» WHAT YOU NEED TO DO:
Note each line that includes the word "Lieut". Copy those lines.

» Saved entries:
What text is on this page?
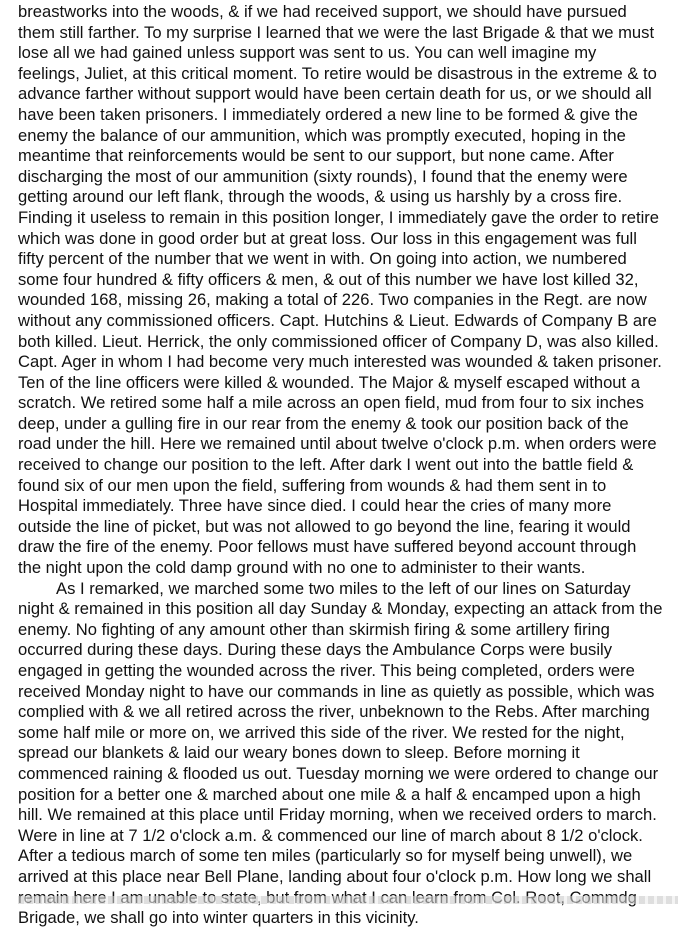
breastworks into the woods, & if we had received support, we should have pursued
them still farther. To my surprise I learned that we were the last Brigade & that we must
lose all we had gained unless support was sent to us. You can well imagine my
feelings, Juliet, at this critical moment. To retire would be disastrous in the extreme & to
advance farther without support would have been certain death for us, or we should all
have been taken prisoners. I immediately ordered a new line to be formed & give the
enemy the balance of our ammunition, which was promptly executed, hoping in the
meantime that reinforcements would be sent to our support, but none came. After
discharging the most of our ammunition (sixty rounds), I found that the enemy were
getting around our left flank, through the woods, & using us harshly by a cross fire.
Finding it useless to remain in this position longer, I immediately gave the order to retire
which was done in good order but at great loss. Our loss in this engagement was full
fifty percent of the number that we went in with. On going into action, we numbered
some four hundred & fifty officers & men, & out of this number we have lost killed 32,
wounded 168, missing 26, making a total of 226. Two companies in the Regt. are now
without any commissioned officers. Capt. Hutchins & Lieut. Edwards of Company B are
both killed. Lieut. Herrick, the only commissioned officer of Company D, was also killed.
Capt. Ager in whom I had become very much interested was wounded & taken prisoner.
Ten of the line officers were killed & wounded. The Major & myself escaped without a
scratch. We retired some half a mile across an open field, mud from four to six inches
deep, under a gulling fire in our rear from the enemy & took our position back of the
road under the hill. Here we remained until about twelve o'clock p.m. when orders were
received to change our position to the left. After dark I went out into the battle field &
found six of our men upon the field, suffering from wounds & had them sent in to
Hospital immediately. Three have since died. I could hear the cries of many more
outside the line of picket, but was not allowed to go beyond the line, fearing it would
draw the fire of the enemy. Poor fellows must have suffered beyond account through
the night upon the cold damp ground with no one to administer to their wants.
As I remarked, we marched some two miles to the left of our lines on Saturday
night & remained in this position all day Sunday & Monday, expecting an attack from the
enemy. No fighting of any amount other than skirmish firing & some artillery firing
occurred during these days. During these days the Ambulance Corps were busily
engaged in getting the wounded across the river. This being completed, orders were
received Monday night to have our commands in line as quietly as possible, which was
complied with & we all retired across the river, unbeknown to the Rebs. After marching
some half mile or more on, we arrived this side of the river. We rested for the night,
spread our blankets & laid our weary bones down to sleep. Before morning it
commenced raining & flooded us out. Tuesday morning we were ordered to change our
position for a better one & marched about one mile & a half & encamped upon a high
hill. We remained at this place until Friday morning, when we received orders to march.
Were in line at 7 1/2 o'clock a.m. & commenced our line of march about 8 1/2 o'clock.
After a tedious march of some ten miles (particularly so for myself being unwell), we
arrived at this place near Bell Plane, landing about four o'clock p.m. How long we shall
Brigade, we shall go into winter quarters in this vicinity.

» THE REPLY:
without any commissioned officers. Capt. Hutchins & Lieut. Edwards of Company B are
both killed. Lieut. Herrick, the only commissioned officer of Company D, was also killed.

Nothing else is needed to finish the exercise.